■ EXERCISE
Only the pictures are to be left out; set down the rest of the records exactly.

■ PROVIDED DATA
______________________________
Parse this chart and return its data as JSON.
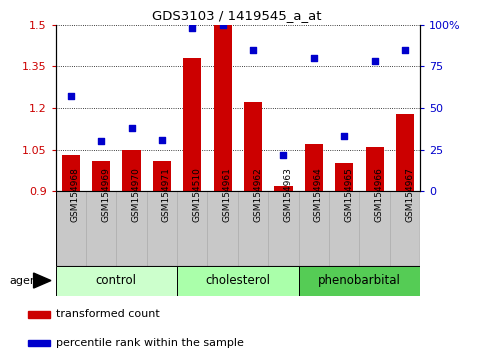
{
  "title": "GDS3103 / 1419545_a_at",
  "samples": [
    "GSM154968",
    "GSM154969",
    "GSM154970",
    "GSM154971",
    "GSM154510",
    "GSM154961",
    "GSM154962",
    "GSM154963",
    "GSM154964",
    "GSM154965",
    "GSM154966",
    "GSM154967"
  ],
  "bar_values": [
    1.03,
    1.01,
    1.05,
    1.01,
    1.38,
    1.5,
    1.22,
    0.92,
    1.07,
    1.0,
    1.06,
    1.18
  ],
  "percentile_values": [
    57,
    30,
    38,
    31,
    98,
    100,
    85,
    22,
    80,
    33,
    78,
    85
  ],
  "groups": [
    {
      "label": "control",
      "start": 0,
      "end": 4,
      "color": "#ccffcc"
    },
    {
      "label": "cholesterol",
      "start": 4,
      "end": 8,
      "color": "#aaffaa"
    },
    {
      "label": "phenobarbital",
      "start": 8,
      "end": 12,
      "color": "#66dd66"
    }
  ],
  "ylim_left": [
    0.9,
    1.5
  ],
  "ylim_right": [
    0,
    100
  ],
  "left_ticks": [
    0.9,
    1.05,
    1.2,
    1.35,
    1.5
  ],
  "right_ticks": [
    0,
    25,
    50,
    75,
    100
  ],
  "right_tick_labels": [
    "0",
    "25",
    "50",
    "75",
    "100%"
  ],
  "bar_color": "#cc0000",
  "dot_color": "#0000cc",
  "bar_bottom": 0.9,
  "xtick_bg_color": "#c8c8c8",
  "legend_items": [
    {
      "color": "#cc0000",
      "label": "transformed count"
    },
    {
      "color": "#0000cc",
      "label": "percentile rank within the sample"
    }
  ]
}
______________________________
■ RIGHT ANSWER
Parse this chart and return its data as JSON.
{
  "title": "GDS3103 / 1419545_a_at",
  "samples": [
    "GSM154968",
    "GSM154969",
    "GSM154970",
    "GSM154971",
    "GSM154510",
    "GSM154961",
    "GSM154962",
    "GSM154963",
    "GSM154964",
    "GSM154965",
    "GSM154966",
    "GSM154967"
  ],
  "bar_values": [
    1.03,
    1.01,
    1.05,
    1.01,
    1.38,
    1.5,
    1.22,
    0.92,
    1.07,
    1.0,
    1.06,
    1.18
  ],
  "percentile_values": [
    57,
    30,
    38,
    31,
    98,
    100,
    85,
    22,
    80,
    33,
    78,
    85
  ],
  "groups": [
    {
      "label": "control",
      "start": 0,
      "end": 4,
      "color": "#ccffcc"
    },
    {
      "label": "cholesterol",
      "start": 4,
      "end": 8,
      "color": "#aaffaa"
    },
    {
      "label": "phenobarbital",
      "start": 8,
      "end": 12,
      "color": "#66dd66"
    }
  ],
  "ylim_left": [
    0.9,
    1.5
  ],
  "ylim_right": [
    0,
    100
  ],
  "left_ticks": [
    0.9,
    1.05,
    1.2,
    1.35,
    1.5
  ],
  "right_ticks": [
    0,
    25,
    50,
    75,
    100
  ],
  "right_tick_labels": [
    "0",
    "25",
    "50",
    "75",
    "100%"
  ],
  "bar_color": "#cc0000",
  "dot_color": "#0000cc",
  "bar_bottom": 0.9,
  "xtick_bg_color": "#c8c8c8",
  "legend_items": [
    {
      "color": "#cc0000",
      "label": "transformed count"
    },
    {
      "color": "#0000cc",
      "label": "percentile rank within the sample"
    }
  ]
}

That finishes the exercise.